Job
Work through the material below line by line and say how many lines include the word "ucdavis". Only the number, please.

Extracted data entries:
## START

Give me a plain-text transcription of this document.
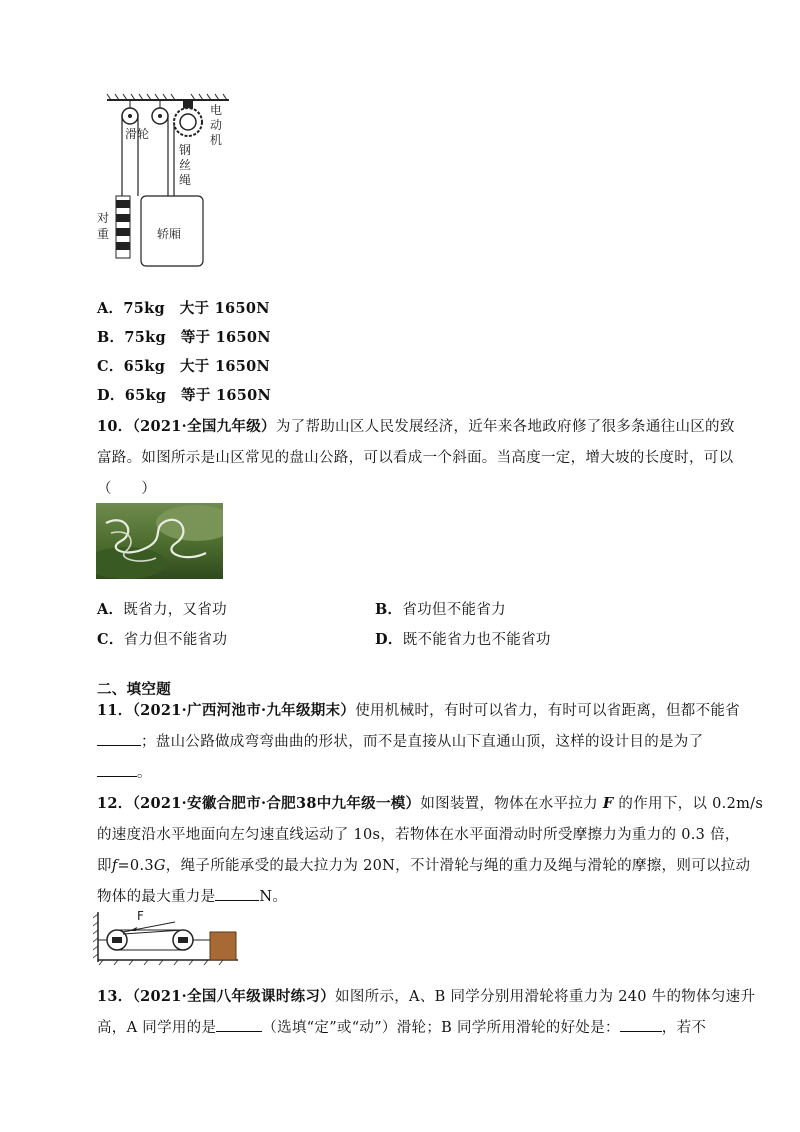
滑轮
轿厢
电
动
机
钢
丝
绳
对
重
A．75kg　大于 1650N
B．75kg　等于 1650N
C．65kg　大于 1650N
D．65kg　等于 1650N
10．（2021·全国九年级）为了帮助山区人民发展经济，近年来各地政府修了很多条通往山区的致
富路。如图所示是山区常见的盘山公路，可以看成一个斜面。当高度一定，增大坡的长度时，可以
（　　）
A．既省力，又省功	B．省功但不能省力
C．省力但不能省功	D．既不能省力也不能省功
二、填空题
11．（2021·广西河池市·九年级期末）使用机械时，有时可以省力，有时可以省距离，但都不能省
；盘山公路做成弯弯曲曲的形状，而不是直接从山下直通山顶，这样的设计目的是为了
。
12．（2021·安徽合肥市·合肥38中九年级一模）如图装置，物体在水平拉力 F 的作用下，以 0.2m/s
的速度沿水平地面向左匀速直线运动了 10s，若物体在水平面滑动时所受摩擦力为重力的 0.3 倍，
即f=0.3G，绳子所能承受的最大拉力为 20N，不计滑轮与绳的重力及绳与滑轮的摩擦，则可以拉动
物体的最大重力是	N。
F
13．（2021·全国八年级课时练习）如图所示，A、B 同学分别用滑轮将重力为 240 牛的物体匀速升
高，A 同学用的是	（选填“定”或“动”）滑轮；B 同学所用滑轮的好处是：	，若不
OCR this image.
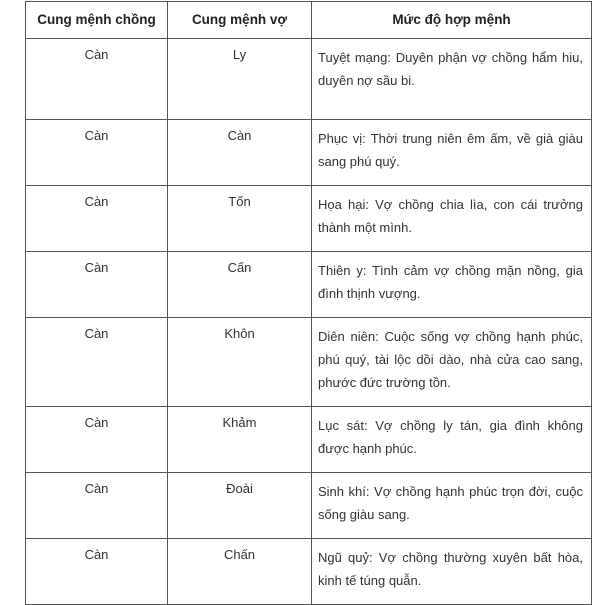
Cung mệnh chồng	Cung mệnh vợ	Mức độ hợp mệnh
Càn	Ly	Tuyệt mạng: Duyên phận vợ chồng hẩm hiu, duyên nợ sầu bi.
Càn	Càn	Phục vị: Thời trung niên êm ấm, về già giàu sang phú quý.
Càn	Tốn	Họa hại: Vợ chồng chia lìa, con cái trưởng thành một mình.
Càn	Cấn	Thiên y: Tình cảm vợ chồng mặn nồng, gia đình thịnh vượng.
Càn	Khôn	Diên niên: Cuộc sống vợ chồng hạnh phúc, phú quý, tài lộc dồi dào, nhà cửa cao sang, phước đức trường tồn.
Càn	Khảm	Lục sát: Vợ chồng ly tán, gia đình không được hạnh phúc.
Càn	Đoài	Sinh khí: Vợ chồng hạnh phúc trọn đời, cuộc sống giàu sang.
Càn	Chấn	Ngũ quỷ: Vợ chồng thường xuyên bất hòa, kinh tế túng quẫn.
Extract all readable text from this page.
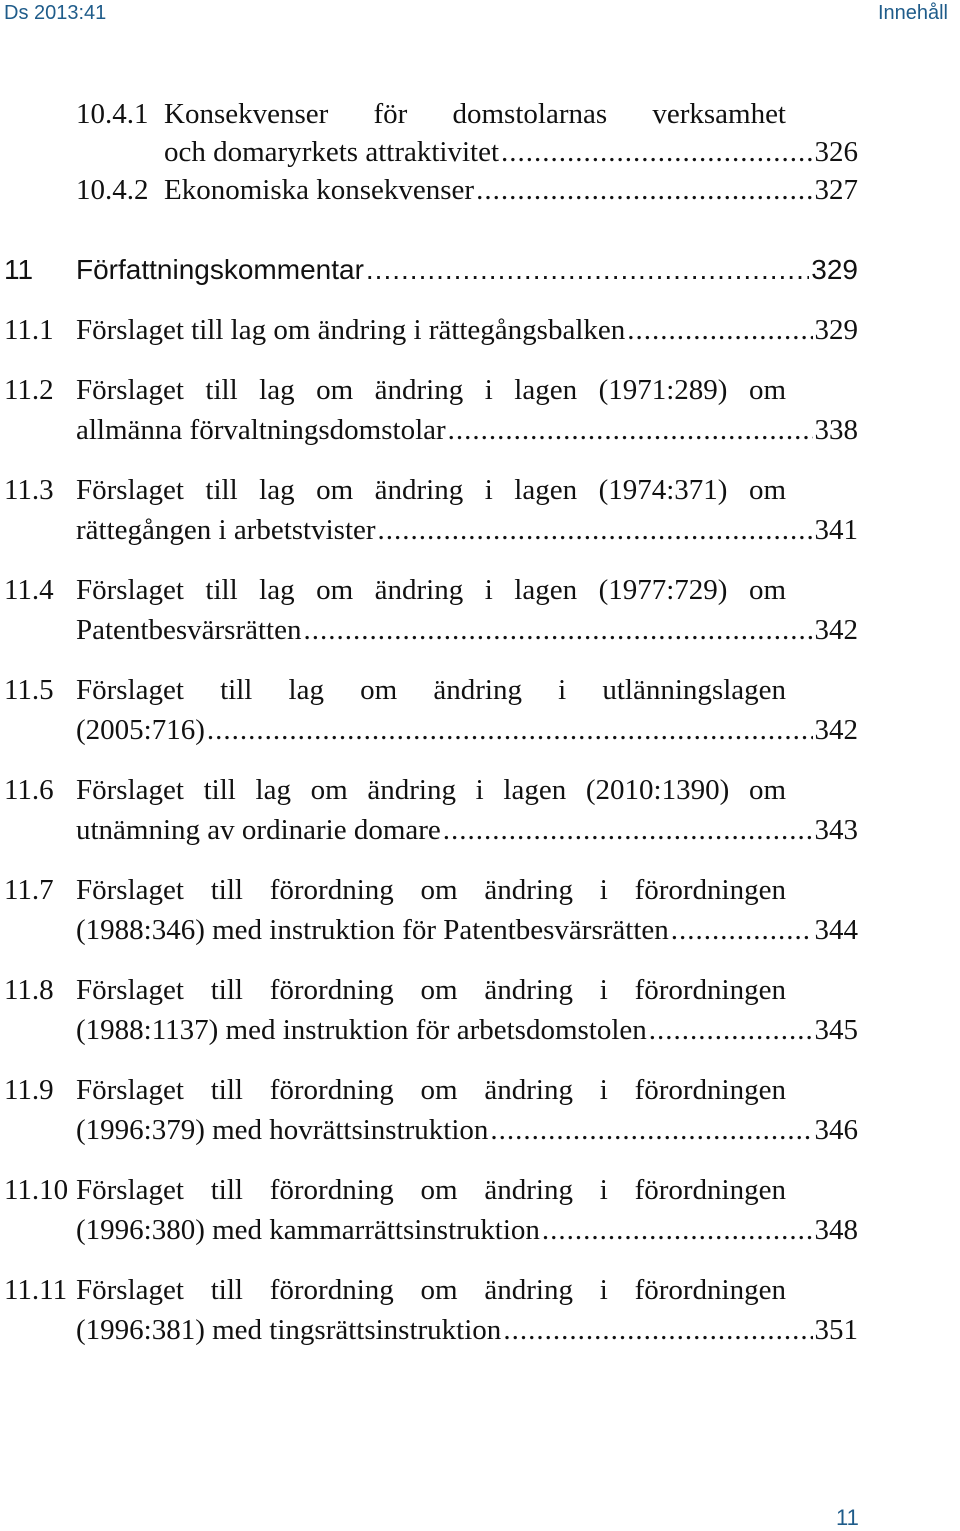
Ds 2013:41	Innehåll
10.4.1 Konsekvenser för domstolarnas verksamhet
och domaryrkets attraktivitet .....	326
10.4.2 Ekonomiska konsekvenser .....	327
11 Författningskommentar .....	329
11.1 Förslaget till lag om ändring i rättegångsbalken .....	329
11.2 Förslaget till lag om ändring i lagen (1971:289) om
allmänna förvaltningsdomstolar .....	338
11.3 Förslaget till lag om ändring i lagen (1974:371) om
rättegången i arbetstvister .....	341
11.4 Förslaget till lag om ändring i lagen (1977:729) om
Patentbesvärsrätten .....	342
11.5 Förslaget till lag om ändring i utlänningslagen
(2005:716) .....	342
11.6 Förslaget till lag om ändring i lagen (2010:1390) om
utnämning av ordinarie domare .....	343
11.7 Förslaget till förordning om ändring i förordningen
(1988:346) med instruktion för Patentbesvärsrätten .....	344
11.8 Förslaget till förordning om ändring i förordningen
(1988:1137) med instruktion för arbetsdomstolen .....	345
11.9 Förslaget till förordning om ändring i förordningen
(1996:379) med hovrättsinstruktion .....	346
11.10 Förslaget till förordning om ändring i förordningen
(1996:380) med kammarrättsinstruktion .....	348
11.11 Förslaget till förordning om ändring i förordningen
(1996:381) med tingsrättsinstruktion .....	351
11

## END
## START

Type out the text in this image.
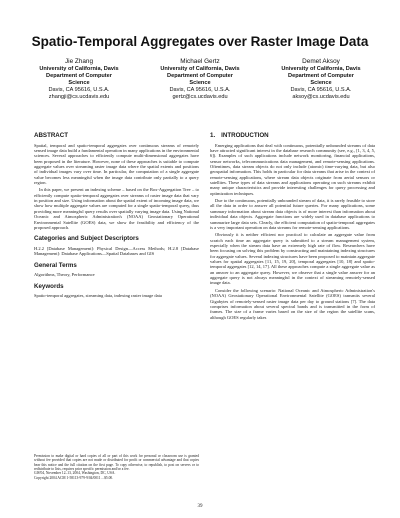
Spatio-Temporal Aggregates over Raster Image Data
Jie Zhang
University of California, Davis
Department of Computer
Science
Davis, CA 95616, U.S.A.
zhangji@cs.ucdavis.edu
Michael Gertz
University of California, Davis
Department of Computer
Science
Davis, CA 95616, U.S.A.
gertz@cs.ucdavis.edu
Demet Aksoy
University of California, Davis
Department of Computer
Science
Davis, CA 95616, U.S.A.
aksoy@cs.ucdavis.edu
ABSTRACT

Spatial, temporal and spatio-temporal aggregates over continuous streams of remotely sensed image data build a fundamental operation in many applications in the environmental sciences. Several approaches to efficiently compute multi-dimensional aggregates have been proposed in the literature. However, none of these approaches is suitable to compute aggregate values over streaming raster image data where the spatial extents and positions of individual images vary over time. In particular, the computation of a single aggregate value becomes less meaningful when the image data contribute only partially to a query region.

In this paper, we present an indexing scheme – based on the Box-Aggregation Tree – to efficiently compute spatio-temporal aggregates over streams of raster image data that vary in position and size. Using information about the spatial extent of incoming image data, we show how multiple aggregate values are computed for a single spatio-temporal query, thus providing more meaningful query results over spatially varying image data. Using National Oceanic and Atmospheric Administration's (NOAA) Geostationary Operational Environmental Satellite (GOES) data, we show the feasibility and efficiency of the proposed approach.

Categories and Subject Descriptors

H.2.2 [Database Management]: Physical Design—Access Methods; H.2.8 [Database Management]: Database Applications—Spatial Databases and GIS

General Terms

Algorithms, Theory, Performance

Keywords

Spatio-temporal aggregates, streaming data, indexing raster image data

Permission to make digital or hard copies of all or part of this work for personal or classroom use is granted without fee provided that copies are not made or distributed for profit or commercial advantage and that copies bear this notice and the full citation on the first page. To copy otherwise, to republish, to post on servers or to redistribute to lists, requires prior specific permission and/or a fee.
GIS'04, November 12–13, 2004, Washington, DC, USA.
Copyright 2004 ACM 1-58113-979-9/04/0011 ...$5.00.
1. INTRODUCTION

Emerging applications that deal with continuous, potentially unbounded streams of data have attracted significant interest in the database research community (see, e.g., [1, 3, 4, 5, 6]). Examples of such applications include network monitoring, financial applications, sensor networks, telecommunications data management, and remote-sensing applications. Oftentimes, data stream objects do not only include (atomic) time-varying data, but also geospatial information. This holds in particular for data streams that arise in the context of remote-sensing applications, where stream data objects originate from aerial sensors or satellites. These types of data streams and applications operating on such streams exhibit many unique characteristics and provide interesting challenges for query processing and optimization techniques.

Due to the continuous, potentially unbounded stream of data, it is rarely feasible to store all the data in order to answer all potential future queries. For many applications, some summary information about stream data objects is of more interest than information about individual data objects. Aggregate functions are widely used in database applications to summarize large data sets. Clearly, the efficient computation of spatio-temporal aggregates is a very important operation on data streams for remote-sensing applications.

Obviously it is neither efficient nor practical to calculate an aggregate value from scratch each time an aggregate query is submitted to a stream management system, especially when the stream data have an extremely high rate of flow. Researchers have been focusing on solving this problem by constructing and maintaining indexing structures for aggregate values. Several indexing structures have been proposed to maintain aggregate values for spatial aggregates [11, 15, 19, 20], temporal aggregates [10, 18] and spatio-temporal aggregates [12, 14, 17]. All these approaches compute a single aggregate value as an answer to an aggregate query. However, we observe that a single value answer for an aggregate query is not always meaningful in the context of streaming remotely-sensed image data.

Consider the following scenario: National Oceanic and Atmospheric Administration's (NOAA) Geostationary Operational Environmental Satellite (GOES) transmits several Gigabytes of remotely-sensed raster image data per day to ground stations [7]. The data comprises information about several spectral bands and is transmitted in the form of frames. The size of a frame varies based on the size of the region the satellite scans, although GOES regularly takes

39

## END

Final result
3